§ EXTRACTED TEXT:
## BEGIN
Well now you've met two. I gave up a promising corporate career to start my own business in the small town we had moved to raise our children in. I used to drive over an hour to and from work and was expected to work 50 to 60 hours a week as well. During the time that I did this, I felt like a trapped animal. All I did was commute, work, come home, have a wife and kids and house and yard work that required time and had no time for me or anything I wanted from life. 
Once I started my own business, I got to be the Dad I always dreamed of being. I coached sports for my kids. I took them practice when I didn't, I took them to and from school, I packed their lunches, I went to every game, match, recital, performance, tournament etc. 
But that wasn't enough. I didn't have a "real" job. 
Bottom line is it takes two people on the same page to make it work. My ex constantly wanted a bigger house, a nicer car, better furniture etc. After a while I still felt like I was on a treadmill with no end to my effort in sight. She was never interested in living life to enjoy life, only with keeping up with the Joneses.
In regards to the bolded section - yep most men feel they are supposed to earn enough to be upwardly mobile. It is very sad that so few men and women choose to work to live instead of live to work. But then again, men aren't supposed to feel. Afterall they don't have emotions and only operate based on cold hard facts.


----------



## Ynot (Aug 26, 2014)

IIJokerII said:


> Perhaps..... But then again I've never seen a bird fly particularly well with just one wing.....


Also in regards to "If you build it, she will follow." The poster forgot to add "as long it is what she wants"


----------



## UMP (Dec 23, 2014)

I agree, it is a two way street.

I did tell my wife several years ago that I needed sex (GOOD sex) at least twice a week, or this ATM was moving on.

She changed.

On my end, I don't complain, I don't whine and I listen to my wife. She likes to talk.
In fact, on our first date I don't think she even took a breath. I hate to talk. So I changed.

I guess the point I am getting at is I believe a man needs to lead, with a smile and be present.

I agree with the OP article.

Having said this, you do need TWO people that are at least willing to meet each others needs, regardless, or it just will not work.


----------



## lifeistooshort (Mar 17, 2013)

Ynot said:


> Being "present" is not as easy as the article makes it out to be. In fact I would argue if the women were more "present" as well perhaps there would be some level of understanding as to why her man isn't. All of us, are battered by the expectations of modern life. As men we are expected to work hard, provide for our families, be involved with our children, take care of our homes, etc, etc. The same is also true of women. The difference is that when women do this they are celebrated as super women, who can multi-task and balance home and work (even when or especially so when they are not interested or capable in meeting the need of the man). Men are expected to just understand and accept, since we are portrayed as stoic, emotionless beings. Yet no where in the article is the woman's need to be "present" and recognize the real pressures that prevent a man from being present as well addressed. Instead, men need to be more present, despite the dead lines at work, the goals they have to meet at work, the gutters that need cleaned, the tuition that needs paid, the roof that needs replaced, the car that needs repaired, the child's saturday soccer game that conflicts with the work schedule or yard work that needs done etc. etc.
## END
§ PROBLEMS:
(a) Translate this sentence from the forum thread into Spanish: "It is very sad that so few men and women choose to work to live instead of live to work."
(b) In the forum thread, the first writer names the kinds of events for his kids that he went to every one of. List them all.

§ GIVEN DATA:
## BEGIN
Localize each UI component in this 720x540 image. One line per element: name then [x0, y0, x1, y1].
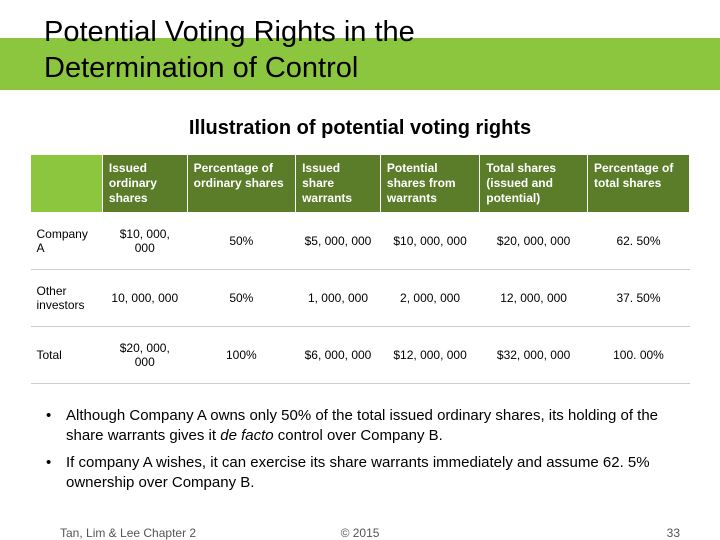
## END
§ SOLVED TASKS:
(a) Es muy triste que tan pocos hombres y mujeres elijan trabajar para vivir en lugar de vivir para trabajar.

(b) game, match, recital, performance, tournament